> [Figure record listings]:
____________________

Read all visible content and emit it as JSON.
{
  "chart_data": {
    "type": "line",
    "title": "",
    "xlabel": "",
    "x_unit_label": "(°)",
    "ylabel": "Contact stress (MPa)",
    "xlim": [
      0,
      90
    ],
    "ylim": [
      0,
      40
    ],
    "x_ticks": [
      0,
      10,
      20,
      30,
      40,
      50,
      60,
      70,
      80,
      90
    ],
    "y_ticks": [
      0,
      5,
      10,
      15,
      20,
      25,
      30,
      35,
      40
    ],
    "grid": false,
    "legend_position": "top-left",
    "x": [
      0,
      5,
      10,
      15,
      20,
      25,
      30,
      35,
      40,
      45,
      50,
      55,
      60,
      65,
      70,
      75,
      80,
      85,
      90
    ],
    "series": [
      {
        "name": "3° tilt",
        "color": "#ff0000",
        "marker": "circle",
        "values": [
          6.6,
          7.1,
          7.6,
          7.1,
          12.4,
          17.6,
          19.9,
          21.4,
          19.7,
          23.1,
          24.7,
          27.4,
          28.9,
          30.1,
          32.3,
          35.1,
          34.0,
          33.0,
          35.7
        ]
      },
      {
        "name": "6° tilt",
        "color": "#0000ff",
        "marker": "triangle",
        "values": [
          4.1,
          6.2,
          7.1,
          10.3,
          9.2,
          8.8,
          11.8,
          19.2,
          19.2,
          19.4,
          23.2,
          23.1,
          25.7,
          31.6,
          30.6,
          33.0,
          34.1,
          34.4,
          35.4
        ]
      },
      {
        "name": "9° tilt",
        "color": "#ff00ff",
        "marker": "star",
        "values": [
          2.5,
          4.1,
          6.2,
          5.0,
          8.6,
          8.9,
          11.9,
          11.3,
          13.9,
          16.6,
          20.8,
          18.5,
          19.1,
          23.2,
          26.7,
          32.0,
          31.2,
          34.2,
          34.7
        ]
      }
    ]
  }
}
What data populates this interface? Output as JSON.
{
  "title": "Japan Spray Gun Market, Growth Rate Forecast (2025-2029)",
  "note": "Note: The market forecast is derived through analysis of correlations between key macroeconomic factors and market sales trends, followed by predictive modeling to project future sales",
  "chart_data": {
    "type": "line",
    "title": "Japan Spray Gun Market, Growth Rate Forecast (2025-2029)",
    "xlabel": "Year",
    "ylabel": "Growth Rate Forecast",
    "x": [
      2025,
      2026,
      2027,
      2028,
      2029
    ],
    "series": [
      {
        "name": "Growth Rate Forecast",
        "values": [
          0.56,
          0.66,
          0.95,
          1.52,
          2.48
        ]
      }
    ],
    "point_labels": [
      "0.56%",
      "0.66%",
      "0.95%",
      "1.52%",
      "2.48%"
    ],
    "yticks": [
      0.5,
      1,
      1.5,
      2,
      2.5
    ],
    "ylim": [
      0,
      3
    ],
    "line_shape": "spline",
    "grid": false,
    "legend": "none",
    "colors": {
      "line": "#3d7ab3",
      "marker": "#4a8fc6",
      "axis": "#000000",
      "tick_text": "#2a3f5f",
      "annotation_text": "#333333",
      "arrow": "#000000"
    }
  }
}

____________________

Which lines contain "Rate"? Show each of them.

> [IN RESPONSE]:
  "title": "Japan Spray Gun Market, Growth Rate Forecast (2025-2029)",
    "title": "Japan Spray Gun Market, Growth Rate Forecast (2025-2029)",
    "ylabel": "Growth Rate Forecast",
        "name": "Growth Rate Forecast",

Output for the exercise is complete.